▶ DIRECTIVE
Write out all of the data without omission, exactly as shown.

▶ DATA EXTRACT
□ □ □ □ □

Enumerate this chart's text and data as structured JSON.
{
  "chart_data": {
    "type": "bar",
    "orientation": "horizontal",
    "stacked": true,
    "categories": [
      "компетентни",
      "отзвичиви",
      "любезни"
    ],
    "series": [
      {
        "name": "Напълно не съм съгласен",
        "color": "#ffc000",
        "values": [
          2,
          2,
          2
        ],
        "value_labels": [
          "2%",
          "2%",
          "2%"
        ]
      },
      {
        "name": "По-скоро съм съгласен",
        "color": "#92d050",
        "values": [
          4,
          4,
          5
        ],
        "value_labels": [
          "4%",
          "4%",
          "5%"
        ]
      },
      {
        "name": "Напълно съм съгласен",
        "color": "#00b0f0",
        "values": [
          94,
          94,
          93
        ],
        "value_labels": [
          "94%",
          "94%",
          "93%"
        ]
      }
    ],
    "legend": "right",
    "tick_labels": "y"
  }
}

□ □ □ □ □

▶ ANSWER TO THE TASK
Enumerate this chart's text and data as structured JSON.
{
  "chart_data": {
    "type": "bar",
    "orientation": "horizontal",
    "stacked": true,
    "categories": [
      "компетентни",
      "отзвичиви",
      "любезни"
    ],
    "series": [
      {
        "name": "Напълно не съм съгласен",
        "color": "#ffc000",
        "values": [
          2,
          2,
          2
        ],
        "value_labels": [
          "2%",
          "2%",
          "2%"
        ]
      },
      {
        "name": "По-скоро съм съгласен",
        "color": "#92d050",
        "values": [
          4,
          4,
          5
        ],
        "value_labels": [
          "4%",
          "4%",
          "5%"
        ]
      },
      {
        "name": "Напълно съм съгласен",
        "color": "#00b0f0",
        "values": [
          94,
          94,
          93
        ],
        "value_labels": [
          "94%",
          "94%",
          "93%"
        ]
      }
    ],
    "legend": "right",
    "tick_labels": "y"
  }
}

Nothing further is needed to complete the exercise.